# Start of PROVIDED RECORDS

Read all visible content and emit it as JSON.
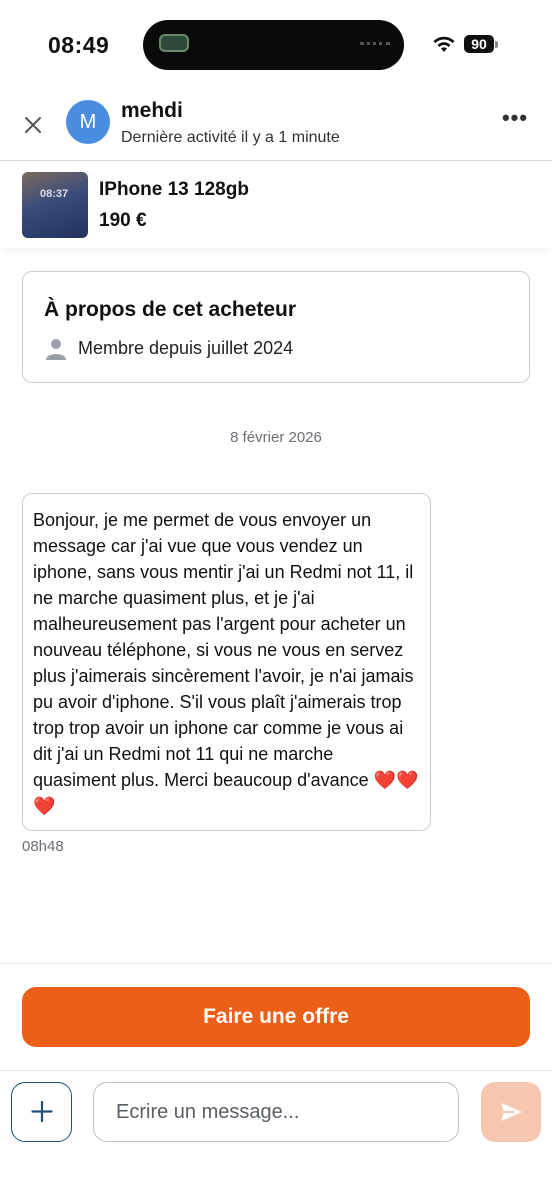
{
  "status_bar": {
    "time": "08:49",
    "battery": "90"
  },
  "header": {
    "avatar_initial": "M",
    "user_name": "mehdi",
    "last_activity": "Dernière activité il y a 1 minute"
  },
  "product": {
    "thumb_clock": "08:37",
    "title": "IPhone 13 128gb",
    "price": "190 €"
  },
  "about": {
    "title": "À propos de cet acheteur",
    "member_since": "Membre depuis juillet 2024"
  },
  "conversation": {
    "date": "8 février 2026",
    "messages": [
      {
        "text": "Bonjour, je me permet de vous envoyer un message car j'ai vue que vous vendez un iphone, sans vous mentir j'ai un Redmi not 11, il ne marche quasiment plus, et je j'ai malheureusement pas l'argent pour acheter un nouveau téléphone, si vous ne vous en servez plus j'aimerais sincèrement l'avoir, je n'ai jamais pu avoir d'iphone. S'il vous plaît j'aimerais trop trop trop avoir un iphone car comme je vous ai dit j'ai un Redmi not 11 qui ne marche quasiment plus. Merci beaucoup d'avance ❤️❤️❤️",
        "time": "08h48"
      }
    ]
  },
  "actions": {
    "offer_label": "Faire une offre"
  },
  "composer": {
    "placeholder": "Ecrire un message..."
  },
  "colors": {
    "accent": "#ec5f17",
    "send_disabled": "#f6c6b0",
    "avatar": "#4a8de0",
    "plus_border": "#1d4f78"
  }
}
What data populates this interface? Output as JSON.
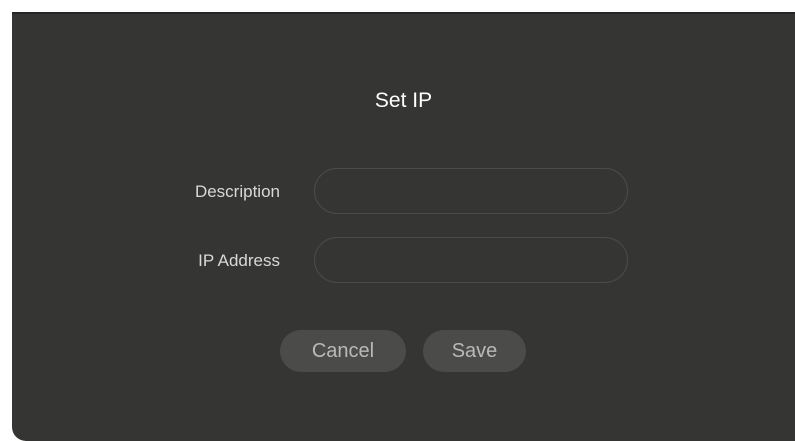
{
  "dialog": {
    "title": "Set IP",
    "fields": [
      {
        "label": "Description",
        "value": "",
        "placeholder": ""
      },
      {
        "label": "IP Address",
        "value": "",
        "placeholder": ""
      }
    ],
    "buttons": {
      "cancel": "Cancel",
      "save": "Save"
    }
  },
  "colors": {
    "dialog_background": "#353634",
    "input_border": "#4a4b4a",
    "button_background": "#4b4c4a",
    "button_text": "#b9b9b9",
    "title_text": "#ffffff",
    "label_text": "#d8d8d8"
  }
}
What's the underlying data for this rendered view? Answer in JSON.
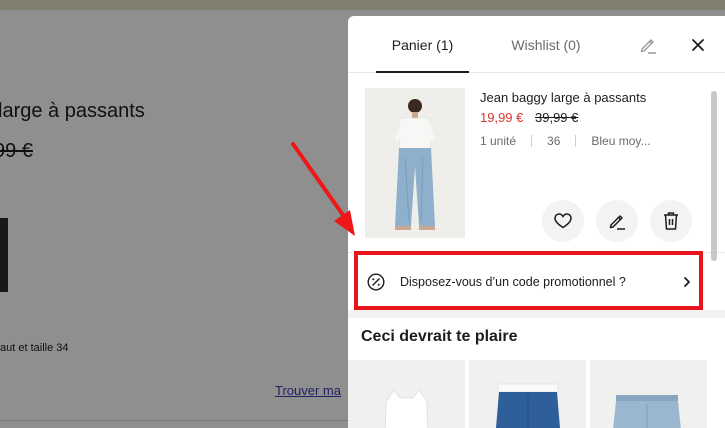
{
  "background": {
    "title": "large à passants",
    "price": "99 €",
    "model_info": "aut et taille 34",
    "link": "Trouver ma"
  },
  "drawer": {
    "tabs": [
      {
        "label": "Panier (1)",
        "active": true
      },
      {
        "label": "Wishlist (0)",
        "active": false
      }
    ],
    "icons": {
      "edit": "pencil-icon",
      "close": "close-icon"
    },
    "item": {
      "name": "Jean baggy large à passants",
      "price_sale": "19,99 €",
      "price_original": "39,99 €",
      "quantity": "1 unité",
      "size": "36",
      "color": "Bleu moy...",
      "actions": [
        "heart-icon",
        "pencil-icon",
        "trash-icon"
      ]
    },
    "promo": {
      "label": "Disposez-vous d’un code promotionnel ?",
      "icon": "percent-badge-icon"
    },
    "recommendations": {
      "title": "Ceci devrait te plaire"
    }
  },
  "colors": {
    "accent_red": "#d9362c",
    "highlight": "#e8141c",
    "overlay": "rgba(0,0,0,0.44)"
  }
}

# End of PROVIDED RECORDS

**DESCRIPTION OF THE TASK:** Look through the data and gather every line with the string "JSON" in it.

**REPLY TO THE TASK:**
Read all visible content and emit it as JSON.
What data populates this interface? Output as JSON.
What's the underlying data for this rendered view? Answer in JSON.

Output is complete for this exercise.